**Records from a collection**
----
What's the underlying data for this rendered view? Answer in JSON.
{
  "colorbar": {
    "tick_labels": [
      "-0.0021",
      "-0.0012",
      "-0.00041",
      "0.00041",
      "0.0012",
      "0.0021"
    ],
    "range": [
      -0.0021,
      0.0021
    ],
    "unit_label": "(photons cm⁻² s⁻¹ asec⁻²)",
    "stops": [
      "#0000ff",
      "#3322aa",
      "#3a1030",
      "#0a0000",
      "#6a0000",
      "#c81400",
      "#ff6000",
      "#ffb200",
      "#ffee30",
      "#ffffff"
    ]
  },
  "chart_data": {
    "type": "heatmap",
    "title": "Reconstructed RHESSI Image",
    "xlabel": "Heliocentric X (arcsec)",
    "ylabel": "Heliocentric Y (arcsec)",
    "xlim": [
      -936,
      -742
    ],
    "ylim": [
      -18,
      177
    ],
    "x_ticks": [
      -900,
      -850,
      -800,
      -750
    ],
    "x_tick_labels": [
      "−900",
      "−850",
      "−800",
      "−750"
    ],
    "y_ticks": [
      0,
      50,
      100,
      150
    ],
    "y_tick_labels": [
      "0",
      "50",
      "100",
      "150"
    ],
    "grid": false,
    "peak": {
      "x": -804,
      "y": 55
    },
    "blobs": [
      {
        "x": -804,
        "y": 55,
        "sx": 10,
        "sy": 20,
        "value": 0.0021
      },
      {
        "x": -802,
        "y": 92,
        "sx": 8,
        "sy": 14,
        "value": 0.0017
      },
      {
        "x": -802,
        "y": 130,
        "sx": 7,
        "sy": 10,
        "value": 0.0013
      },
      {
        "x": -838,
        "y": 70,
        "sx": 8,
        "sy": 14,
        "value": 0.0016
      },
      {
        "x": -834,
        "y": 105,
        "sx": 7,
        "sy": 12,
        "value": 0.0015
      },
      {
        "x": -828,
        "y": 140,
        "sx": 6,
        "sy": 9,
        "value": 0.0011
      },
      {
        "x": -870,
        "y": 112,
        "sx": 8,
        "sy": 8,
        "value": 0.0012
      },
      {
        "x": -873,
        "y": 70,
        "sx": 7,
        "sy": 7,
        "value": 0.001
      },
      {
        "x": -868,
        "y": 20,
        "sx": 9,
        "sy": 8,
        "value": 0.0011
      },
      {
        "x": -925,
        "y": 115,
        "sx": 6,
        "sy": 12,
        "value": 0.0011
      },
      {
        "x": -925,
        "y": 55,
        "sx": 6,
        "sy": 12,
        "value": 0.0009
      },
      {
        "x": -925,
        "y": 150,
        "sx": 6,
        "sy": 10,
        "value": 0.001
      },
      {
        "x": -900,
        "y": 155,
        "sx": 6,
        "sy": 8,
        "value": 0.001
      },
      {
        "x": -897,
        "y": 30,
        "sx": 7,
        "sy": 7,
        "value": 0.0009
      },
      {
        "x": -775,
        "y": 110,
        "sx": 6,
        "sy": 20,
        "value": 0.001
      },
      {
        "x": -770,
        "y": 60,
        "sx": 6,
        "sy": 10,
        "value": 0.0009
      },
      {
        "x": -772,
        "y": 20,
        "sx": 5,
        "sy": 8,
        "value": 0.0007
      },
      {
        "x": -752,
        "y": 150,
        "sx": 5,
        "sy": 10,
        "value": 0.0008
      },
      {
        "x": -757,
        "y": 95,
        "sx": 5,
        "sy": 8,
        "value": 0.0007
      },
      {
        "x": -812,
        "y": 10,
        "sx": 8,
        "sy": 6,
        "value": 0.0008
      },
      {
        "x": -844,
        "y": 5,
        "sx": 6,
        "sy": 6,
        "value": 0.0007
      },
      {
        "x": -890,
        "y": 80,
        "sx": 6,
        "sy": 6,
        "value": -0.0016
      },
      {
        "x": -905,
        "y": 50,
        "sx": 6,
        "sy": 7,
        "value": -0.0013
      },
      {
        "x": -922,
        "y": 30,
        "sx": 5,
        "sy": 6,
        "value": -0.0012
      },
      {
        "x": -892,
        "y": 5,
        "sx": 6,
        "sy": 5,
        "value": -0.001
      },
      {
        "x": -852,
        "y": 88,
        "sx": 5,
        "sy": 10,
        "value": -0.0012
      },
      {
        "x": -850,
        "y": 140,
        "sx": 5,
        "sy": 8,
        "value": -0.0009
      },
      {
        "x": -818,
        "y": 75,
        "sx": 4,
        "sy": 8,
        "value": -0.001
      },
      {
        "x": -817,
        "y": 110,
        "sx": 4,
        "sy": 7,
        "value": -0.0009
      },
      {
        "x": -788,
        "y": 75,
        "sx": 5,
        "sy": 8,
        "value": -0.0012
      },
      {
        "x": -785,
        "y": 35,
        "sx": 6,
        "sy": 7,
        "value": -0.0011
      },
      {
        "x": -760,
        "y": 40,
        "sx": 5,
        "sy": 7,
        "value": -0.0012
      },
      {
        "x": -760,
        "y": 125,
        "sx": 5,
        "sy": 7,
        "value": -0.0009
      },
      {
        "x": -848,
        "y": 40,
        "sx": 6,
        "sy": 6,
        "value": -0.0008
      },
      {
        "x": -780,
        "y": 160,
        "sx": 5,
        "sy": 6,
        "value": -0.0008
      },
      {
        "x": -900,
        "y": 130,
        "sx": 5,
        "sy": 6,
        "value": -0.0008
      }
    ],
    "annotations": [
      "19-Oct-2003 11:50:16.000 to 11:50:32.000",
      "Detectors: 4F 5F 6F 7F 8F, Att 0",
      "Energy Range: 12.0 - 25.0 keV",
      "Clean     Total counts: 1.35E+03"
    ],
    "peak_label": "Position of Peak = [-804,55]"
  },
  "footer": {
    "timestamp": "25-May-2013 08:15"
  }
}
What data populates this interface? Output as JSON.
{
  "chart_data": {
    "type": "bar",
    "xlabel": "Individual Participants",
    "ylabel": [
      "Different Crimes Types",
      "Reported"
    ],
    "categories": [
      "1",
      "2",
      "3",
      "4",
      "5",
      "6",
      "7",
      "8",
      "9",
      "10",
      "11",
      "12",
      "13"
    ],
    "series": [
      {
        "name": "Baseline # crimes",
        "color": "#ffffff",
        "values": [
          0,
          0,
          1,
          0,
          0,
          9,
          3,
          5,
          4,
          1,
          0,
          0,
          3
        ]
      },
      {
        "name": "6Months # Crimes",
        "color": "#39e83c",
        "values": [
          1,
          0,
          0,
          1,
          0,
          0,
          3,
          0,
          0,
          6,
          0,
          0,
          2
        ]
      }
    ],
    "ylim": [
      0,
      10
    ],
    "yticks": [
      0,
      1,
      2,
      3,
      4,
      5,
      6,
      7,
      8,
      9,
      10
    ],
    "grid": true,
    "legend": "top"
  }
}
----
**WHAT IS ASKED**
Write out every line of the records exactly.

**OUTPUT OF THE EXERCISE**
What's the underlying data for this rendered view? Answer in JSON.
{
  "colorbar": {
    "tick_labels": [
      "-0.0021",
      "-0.0012",
      "-0.00041",
      "0.00041",
      "0.0012",
      "0.0021"
    ],
    "range": [
      -0.0021,
      0.0021
    ],
    "unit_label": "(photons cm⁻² s⁻¹ asec⁻²)",
    "stops": [
      "#0000ff",
      "#3322aa",
      "#3a1030",
      "#0a0000",
      "#6a0000",
      "#c81400",
      "#ff6000",
      "#ffb200",
      "#ffee30",
      "#ffffff"
    ]
  },
  "chart_data": {
    "type": "heatmap",
    "title": "Reconstructed RHESSI Image",
    "xlabel": "Heliocentric X (arcsec)",
    "ylabel": "Heliocentric Y (arcsec)",
    "xlim": [
      -936,
      -742
    ],
    "ylim": [
      -18,
      177
    ],
    "x_ticks": [
      -900,
      -850,
      -800,
      -750
    ],
    "x_tick_labels": [
      "−900",
      "−850",
      "−800",
      "−750"
    ],
    "y_ticks": [
      0,
      50,
      100,
      150
    ],
    "y_tick_labels": [
      "0",
      "50",
      "100",
      "150"
    ],
    "grid": false,
    "peak": {
      "x": -804,
      "y": 55
    },
    "blobs": [
      {
        "x": -804,
        "y": 55,
        "sx": 10,
        "sy": 20,
        "value": 0.0021
      },
      {
        "x": -802,
        "y": 92,
        "sx": 8,
        "sy": 14,
        "value": 0.0017
      },
      {
        "x": -802,
        "y": 130,
        "sx": 7,
        "sy": 10,
        "value": 0.0013
      },
      {
        "x": -838,
        "y": 70,
        "sx": 8,
        "sy": 14,
        "value": 0.0016
      },
      {
        "x": -834,
        "y": 105,
        "sx": 7,
        "sy": 12,
        "value": 0.0015
      },
      {
        "x": -828,
        "y": 140,
        "sx": 6,
        "sy": 9,
        "value": 0.0011
      },
      {
        "x": -870,
        "y": 112,
        "sx": 8,
        "sy": 8,
        "value": 0.0012
      },
      {
        "x": -873,
        "y": 70,
        "sx": 7,
        "sy": 7,
        "value": 0.001
      },
      {
        "x": -868,
        "y": 20,
        "sx": 9,
        "sy": 8,
        "value": 0.0011
      },
      {
        "x": -925,
        "y": 115,
        "sx": 6,
        "sy": 12,
        "value": 0.0011
      },
      {
        "x": -925,
        "y": 55,
        "sx": 6,
        "sy": 12,
        "value": 0.0009
      },
      {
        "x": -925,
        "y": 150,
        "sx": 6,
        "sy": 10,
        "value": 0.001
      },
      {
        "x": -900,
        "y": 155,
        "sx": 6,
        "sy": 8,
        "value": 0.001
      },
      {
        "x": -897,
        "y": 30,
        "sx": 7,
        "sy": 7,
        "value": 0.0009
      },
      {
        "x": -775,
        "y": 110,
        "sx": 6,
        "sy": 20,
        "value": 0.001
      },
      {
        "x": -770,
        "y": 60,
        "sx": 6,
        "sy": 10,
        "value": 0.0009
      },
      {
        "x": -772,
        "y": 20,
        "sx": 5,
        "sy": 8,
        "value": 0.0007
      },
      {
        "x": -752,
        "y": 150,
        "sx": 5,
        "sy": 10,
        "value": 0.0008
      },
      {
        "x": -757,
        "y": 95,
        "sx": 5,
        "sy": 8,
        "value": 0.0007
      },
      {
        "x": -812,
        "y": 10,
        "sx": 8,
        "sy": 6,
        "value": 0.0008
      },
      {
        "x": -844,
        "y": 5,
        "sx": 6,
        "sy": 6,
        "value": 0.0007
      },
      {
        "x": -890,
        "y": 80,
        "sx": 6,
        "sy": 6,
        "value": -0.0016
      },
      {
        "x": -905,
        "y": 50,
        "sx": 6,
        "sy": 7,
        "value": -0.0013
      },
      {
        "x": -922,
        "y": 30,
        "sx": 5,
        "sy": 6,
        "value": -0.0012
      },
      {
        "x": -892,
        "y": 5,
        "sx": 6,
        "sy": 5,
        "value": -0.001
      },
      {
        "x": -852,
        "y": 88,
        "sx": 5,
        "sy": 10,
        "value": -0.0012
      },
      {
        "x": -850,
        "y": 140,
        "sx": 5,
        "sy": 8,
        "value": -0.0009
      },
      {
        "x": -818,
        "y": 75,
        "sx": 4,
        "sy": 8,
        "value": -0.001
      },
      {
        "x": -817,
        "y": 110,
        "sx": 4,
        "sy": 7,
        "value": -0.0009
      },
      {
        "x": -788,
        "y": 75,
        "sx": 5,
        "sy": 8,
        "value": -0.0012
      },
      {
        "x": -785,
        "y": 35,
        "sx": 6,
        "sy": 7,
        "value": -0.0011
      },
      {
        "x": -760,
        "y": 40,
        "sx": 5,
        "sy": 7,
        "value": -0.0012
      },
      {
        "x": -760,
        "y": 125,
        "sx": 5,
        "sy": 7,
        "value": -0.0009
      },
      {
        "x": -848,
        "y": 40,
        "sx": 6,
        "sy": 6,
        "value": -0.0008
      },
      {
        "x": -780,
        "y": 160,
        "sx": 5,
        "sy": 6,
        "value": -0.0008
      },
      {
        "x": -900,
        "y": 130,
        "sx": 5,
        "sy": 6,
        "value": -0.0008
      }
    ],
    "annotations": [
      "19-Oct-2003 11:50:16.000 to 11:50:32.000",
      "Detectors: 4F 5F 6F 7F 8F, Att 0",
      "Energy Range: 12.0 - 25.0 keV",
      "Clean     Total counts: 1.35E+03"
    ],
    "peak_label": "Position of Peak = [-804,55]"
  },
  "footer": {
    "timestamp": "25-May-2013 08:15"
  }
}
What data populates this interface? Output as JSON.
{
  "chart_data": {
    "type": "bar",
    "xlabel": "Individual Participants",
    "ylabel": [
      "Different Crimes Types",
      "Reported"
    ],
    "categories": [
      "1",
      "2",
      "3",
      "4",
      "5",
      "6",
      "7",
      "8",
      "9",
      "10",
      "11",
      "12",
      "13"
    ],
    "series": [
      {
        "name": "Baseline # crimes",
        "color": "#ffffff",
        "values": [
          0,
          0,
          1,
          0,
          0,
          9,
          3,
          5,
          4,
          1,
          0,
          0,
          3
        ]
      },
      {
        "name": "6Months # Crimes",
        "color": "#39e83c",
        "values": [
          1,
          0,
          0,
          1,
          0,
          0,
          3,
          0,
          0,
          6,
          0,
          0,
          2
        ]
      }
    ],
    "ylim": [
      0,
      10
    ],
    "yticks": [
      0,
      1,
      2,
      3,
      4,
      5,
      6,
      7,
      8,
      9,
      10
    ],
    "grid": true,
    "legend": "top"
  }
}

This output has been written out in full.